═════ DATA ENTRIES
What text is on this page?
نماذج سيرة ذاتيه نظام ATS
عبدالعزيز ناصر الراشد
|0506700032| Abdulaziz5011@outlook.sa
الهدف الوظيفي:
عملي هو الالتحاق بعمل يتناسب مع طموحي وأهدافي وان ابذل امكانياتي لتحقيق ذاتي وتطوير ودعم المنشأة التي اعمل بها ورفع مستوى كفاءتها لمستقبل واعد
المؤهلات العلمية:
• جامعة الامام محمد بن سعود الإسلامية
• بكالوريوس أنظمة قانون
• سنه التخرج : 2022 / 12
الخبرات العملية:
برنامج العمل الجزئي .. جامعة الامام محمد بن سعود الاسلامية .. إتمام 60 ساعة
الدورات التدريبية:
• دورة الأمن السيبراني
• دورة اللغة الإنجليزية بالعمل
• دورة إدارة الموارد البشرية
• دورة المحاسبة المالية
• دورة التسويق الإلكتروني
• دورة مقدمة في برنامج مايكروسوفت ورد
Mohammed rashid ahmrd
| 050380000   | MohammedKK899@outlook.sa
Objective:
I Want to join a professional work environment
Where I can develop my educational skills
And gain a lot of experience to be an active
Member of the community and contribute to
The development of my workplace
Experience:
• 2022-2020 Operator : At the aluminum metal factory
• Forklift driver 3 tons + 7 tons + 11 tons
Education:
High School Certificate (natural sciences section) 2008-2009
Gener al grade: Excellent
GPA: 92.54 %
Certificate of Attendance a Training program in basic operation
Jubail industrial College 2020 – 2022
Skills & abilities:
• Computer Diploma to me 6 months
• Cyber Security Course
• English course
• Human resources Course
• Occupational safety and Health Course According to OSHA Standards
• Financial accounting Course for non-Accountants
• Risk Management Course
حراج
══════════
• [WHAT THE EXERCISE ASKS]
Show the data once more, exactly as it was written.

• [FULL SOLUTION]
What text is on this page?
نماذج سيرة ذاتيه نظام ATS
عبدالعزيز ناصر الراشد
|0506700032| Abdulaziz5011@outlook.sa
الهدف الوظيفي:
عملي هو الالتحاق بعمل يتناسب مع طموحي وأهدافي وان ابذل امكانياتي لتحقيق ذاتي وتطوير ودعم المنشأة التي اعمل بها ورفع مستوى كفاءتها لمستقبل واعد
المؤهلات العلمية:
• جامعة الامام محمد بن سعود الإسلامية
• بكالوريوس أنظمة قانون
• سنه التخرج : 2022 / 12
الخبرات العملية:
برنامج العمل الجزئي .. جامعة الامام محمد بن سعود الاسلامية .. إتمام 60 ساعة
الدورات التدريبية:
• دورة الأمن السيبراني
• دورة اللغة الإنجليزية بالعمل
• دورة إدارة الموارد البشرية
• دورة المحاسبة المالية
• دورة التسويق الإلكتروني
• دورة مقدمة في برنامج مايكروسوفت ورد
Mohammed rashid ahmrd
| 050380000   | MohammedKK899@outlook.sa
Objective:
I Want to join a professional work environment
Where I can develop my educational skills
And gain a lot of experience to be an active
Member of the community and contribute to
The development of my workplace
Experience:
• 2022-2020 Operator : At the aluminum metal factory
• Forklift driver 3 tons + 7 tons + 11 tons
Education:
High School Certificate (natural sciences section) 2008-2009
Gener al grade: Excellent
GPA: 92.54 %
Certificate of Attendance a Training program in basic operation
Jubail industrial College 2020 – 2022
Skills & abilities:
• Computer Diploma to me 6 months
• Cyber Security Course
• English course
• Human resources Course
• Occupational safety and Health Course According to OSHA Standards
• Financial accounting Course for non-Accountants
• Risk Management Course
حراج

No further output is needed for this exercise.